Misers get up early in the morning; and burglars, I am informed, get up the night before. It is the great peril of our society that all its mechanisms may grow more fixed while its spirit grows more fickle. A man’s minor actions and arrangements ought to be free, flexible, creative; the things that should be unchangeable are his principles, his ideals. But with us the reverse is true; our views change constantly; but our lunch does not change. Now, I should like men to have strong and rooted conceptions, but as for their lunch, let them have it sometimes in the garden, sometimes in bed, sometimes on the roof, sometimes in the top of a tree. Let them argue from the same first principles, but let them do it in a bed, or a boat, or a balloon. This alarming growth of good habits really means a too great emphasis on those virtues which mere custom can ensure, it means too little emphasis on those virtues which custom can never quite ensure, sudden and splendid virtues of inspired pity or of inspired candour. If ever that abrupt appeal is made to us we may fail. A man can get use to getting up at five o’clock in the morning. A man cannot very well get used to being burnt for his opinions; the first experiment is commonly fatal. Let us pay a little more attention to these possibilities of the heroic and unexpected. I dare say that when I get out of this bed I shall do some deed of an almost terrible virtue.

For those who study the great art of lying in bed there is one emphatic caution to be added. Even for those who can do their work in bed (like journalists), still more for those whose work cannot be done in bed (as, for example, the professional harpooners of whales), it is obvious that the indulgence must be very occasional. But that is not the caution I mean. The caution is this: if you do lie in bed, be sure you do it without any reason or justification at all. I do not speak, of course, of the seriously sick. But if a healthy man lies in bed, let him do it without a rag of excuse; then he will get up a healthy man. If he does it for some secondary hygienic reason, if he has some scientific explanation, he may get up a hypochondriac.
+--
Rewrite the text on lying in bed starting at "For those who study" and ending at "up a hypochondriac.", with "journalists" changed to "novelists".

SUPPLIED RECORDS:
+--
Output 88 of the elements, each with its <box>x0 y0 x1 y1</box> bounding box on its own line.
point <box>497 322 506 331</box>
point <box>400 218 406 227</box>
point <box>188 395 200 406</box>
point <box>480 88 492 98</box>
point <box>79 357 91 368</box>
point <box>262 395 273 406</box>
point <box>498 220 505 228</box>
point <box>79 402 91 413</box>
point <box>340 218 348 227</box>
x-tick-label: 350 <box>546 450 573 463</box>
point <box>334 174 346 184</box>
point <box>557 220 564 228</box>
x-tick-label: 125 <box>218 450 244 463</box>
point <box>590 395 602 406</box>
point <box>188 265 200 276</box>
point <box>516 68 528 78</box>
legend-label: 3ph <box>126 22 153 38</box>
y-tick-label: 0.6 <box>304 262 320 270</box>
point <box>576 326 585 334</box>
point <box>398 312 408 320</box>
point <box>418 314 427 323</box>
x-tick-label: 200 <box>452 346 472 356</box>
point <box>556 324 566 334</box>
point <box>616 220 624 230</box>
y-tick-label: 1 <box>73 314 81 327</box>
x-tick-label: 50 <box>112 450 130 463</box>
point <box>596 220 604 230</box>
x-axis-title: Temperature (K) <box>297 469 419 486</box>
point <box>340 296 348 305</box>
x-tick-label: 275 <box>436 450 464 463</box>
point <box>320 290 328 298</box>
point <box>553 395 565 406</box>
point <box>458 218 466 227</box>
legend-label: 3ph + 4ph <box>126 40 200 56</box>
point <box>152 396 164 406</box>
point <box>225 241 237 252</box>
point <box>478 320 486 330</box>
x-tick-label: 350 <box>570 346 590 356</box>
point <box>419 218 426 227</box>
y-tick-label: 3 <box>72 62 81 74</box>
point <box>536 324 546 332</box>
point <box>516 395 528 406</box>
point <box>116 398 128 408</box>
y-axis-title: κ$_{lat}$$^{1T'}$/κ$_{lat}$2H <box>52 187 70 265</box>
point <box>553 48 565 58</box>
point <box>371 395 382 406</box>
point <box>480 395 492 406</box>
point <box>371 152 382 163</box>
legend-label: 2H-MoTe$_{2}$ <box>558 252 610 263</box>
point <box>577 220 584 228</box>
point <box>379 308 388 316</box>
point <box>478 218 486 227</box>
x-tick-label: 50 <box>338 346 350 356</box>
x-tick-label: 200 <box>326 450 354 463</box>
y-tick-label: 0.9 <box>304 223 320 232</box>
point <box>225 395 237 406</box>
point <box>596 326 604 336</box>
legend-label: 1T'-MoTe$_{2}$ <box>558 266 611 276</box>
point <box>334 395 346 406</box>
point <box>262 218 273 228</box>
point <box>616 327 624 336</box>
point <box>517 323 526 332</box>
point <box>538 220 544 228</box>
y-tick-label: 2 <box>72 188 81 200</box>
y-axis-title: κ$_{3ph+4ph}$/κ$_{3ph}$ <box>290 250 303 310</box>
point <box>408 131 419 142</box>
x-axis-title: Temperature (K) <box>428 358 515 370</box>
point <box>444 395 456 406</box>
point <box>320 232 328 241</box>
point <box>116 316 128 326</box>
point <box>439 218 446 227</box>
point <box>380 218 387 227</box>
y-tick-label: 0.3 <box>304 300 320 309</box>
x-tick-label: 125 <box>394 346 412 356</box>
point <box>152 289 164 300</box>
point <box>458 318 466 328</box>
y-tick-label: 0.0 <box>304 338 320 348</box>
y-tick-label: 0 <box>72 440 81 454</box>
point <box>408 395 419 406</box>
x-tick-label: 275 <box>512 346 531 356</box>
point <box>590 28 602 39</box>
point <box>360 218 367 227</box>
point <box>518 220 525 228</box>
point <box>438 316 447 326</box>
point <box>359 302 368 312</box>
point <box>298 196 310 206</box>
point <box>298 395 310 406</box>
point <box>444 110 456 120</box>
+--
TASK RESPONSE:
For those who study the great art of lying in bed there is one emphatic caution to be added. Even for those who can do their work in bed (like novelists), still more for those whose work cannot be done in bed (as, for example, the professional harpooners of whales), it is obvious that the indulgence must be very occasional. But that is not the caution I mean. The caution is this: if you do lie in bed, be sure you do it without any reason or justification at all. I do not speak, of course, of the seriously sick. But if a healthy man lies in bed, let him do it without a rag of excuse; then he will get up a healthy man. If he does it for some secondary hygienic reason, if he has some scientific explanation, he may get up a hypochondriac.